▶ _About this exercise_: Across the entries below, how many lines contain the string "into"? Only the number is wanted.
BEGIN
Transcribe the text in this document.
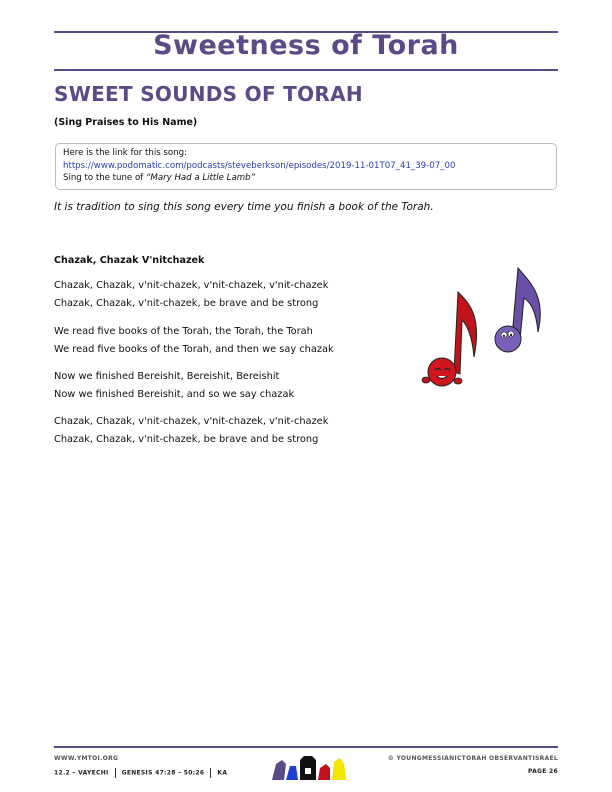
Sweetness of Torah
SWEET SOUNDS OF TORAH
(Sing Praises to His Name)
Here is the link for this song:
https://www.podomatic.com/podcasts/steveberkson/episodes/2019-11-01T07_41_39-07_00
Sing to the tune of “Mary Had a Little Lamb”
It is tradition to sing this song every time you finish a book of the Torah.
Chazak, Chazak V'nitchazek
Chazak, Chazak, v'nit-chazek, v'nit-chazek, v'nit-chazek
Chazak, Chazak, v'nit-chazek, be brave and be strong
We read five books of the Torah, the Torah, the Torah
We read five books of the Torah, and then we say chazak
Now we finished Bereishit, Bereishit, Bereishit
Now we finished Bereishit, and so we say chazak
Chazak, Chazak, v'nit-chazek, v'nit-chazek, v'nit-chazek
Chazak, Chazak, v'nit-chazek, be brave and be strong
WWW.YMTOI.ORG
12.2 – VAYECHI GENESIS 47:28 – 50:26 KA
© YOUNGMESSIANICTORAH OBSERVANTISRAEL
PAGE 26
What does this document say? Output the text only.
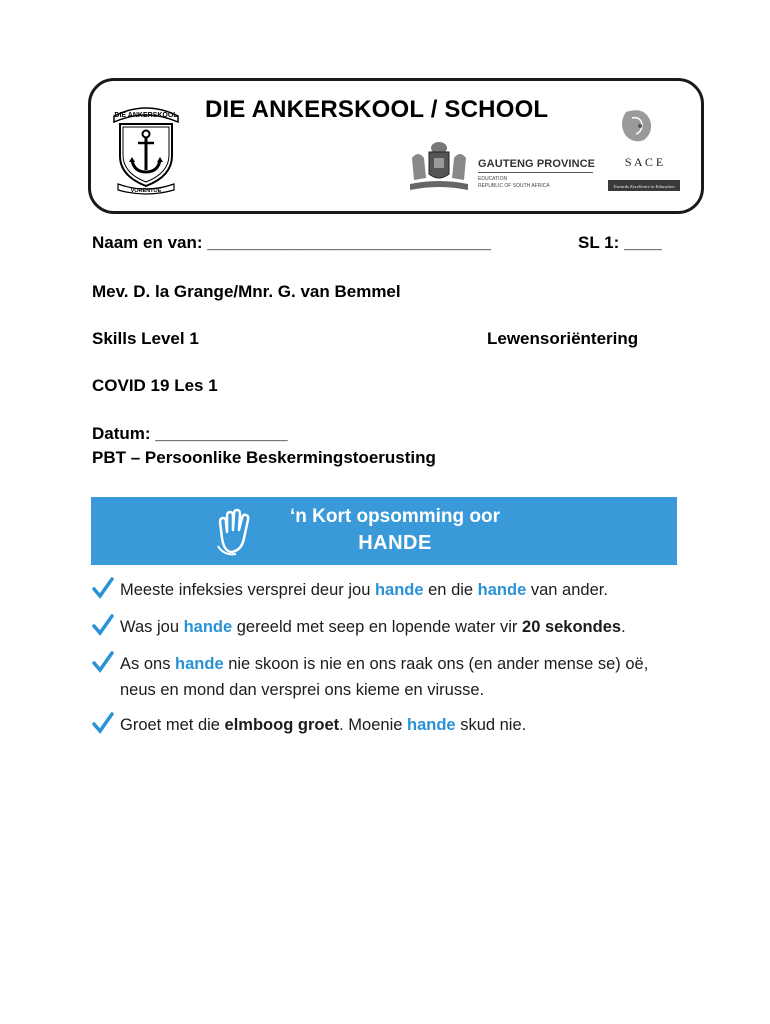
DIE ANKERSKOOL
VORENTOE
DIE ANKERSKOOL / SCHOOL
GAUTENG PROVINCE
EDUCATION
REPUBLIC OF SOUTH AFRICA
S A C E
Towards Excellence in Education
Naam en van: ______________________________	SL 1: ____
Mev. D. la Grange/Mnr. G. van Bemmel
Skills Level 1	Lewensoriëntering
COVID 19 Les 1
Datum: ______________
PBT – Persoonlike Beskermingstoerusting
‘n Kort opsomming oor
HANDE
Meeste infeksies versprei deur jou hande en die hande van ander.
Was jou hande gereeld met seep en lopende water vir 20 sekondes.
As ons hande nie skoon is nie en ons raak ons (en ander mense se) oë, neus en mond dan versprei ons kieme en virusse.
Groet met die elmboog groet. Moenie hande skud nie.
END
BEGIN
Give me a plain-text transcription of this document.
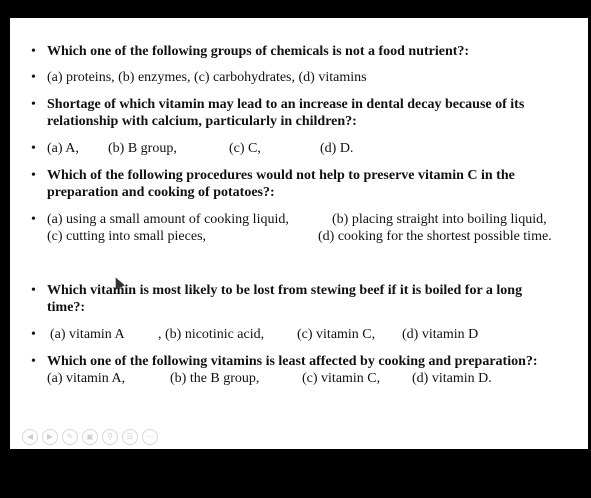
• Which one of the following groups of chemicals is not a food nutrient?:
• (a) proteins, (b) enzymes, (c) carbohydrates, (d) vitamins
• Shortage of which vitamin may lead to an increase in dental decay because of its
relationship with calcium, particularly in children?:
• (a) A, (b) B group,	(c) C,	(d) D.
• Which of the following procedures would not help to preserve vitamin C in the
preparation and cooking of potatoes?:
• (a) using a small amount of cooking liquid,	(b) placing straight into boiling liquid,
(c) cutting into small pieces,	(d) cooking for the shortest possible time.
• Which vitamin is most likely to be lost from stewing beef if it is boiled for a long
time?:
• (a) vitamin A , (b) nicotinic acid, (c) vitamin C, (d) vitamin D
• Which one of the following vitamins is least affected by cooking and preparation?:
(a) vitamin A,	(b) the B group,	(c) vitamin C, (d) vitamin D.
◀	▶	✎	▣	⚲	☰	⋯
END
▶ _Answer box_: 2